What you are asked to do:
Within the data that follows, how many lines carry the string "Africa"? Give the number alone.

═══ Task inputs

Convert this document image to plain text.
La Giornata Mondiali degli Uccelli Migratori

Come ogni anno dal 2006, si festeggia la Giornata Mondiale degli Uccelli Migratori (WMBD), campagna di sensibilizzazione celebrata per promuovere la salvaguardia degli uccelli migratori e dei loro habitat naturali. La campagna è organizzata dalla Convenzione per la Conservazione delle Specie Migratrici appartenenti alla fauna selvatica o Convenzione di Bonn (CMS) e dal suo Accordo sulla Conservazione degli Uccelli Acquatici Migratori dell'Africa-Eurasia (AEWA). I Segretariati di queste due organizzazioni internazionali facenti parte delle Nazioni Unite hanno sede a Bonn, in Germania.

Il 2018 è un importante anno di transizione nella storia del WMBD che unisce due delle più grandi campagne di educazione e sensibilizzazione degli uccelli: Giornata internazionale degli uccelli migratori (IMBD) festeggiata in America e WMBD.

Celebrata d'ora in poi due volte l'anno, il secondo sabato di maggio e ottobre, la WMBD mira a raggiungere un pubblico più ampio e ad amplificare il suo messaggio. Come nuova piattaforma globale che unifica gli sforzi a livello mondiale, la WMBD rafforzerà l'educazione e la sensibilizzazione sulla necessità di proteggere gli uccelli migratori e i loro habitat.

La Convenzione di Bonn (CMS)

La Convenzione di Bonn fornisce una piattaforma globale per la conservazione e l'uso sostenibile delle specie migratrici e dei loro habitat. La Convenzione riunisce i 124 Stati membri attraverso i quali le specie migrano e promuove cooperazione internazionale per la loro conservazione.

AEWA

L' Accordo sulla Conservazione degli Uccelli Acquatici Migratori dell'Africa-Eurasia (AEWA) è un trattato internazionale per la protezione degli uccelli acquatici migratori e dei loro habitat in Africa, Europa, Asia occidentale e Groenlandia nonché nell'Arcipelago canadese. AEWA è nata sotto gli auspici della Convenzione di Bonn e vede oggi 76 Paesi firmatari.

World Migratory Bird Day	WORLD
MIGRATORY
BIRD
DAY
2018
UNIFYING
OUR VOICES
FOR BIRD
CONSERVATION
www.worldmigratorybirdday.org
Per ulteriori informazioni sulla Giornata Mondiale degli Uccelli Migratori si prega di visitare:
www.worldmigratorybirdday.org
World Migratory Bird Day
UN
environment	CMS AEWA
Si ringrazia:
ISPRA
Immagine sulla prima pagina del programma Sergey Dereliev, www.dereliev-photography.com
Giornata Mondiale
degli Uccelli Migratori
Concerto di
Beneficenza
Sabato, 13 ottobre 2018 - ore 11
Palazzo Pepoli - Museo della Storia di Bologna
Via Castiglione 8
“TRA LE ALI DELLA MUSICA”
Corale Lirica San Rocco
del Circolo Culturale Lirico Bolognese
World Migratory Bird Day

══════
═══ Task inputs

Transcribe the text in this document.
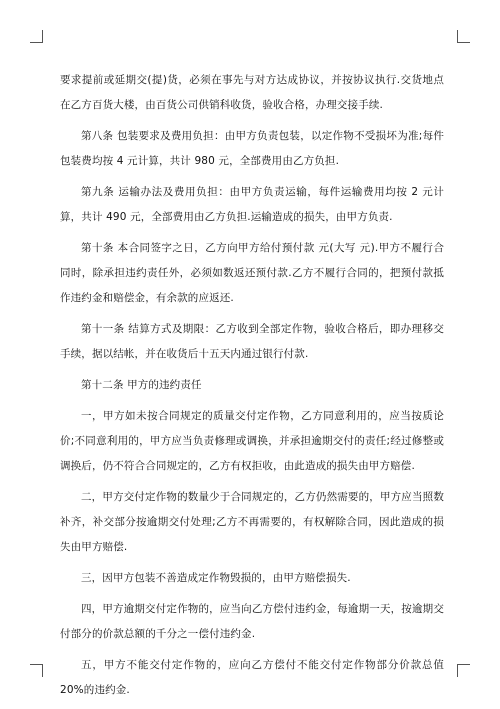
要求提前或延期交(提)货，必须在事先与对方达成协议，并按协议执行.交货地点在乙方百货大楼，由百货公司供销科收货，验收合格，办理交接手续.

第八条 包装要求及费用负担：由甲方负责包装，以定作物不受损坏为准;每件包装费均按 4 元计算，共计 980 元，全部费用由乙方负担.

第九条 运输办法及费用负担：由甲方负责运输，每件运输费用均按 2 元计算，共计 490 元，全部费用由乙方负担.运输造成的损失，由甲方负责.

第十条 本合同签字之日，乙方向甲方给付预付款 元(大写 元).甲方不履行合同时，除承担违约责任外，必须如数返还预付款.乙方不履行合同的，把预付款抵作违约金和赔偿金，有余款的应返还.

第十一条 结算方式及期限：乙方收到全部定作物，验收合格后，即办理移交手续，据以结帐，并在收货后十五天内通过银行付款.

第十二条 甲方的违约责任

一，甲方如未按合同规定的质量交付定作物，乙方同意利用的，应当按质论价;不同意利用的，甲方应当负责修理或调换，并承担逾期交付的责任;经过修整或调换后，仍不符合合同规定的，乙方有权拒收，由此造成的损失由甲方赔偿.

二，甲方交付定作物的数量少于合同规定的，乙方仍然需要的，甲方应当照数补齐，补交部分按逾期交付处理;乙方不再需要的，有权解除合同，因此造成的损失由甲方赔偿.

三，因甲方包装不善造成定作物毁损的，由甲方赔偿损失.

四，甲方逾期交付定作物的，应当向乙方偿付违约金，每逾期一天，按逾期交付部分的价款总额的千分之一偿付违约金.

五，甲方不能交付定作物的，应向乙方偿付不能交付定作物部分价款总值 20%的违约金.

══════
═══ Task inputs

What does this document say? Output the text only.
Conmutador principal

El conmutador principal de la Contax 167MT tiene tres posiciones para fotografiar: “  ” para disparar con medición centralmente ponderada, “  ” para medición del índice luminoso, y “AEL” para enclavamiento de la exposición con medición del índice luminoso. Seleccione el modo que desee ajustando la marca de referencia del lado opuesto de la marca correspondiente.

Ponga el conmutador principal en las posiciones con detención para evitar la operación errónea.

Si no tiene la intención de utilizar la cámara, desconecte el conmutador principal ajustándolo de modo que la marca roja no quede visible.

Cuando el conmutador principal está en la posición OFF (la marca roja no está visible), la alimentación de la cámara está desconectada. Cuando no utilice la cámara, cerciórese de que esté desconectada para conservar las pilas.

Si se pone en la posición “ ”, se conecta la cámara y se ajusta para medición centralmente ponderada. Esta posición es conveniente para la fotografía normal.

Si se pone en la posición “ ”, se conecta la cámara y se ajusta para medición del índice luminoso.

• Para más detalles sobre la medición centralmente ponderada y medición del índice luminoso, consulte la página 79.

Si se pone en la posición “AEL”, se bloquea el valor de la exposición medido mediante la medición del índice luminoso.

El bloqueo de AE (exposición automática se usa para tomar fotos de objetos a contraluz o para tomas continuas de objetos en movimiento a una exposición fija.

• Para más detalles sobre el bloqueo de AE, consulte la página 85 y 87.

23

══════

Answer for the task:
2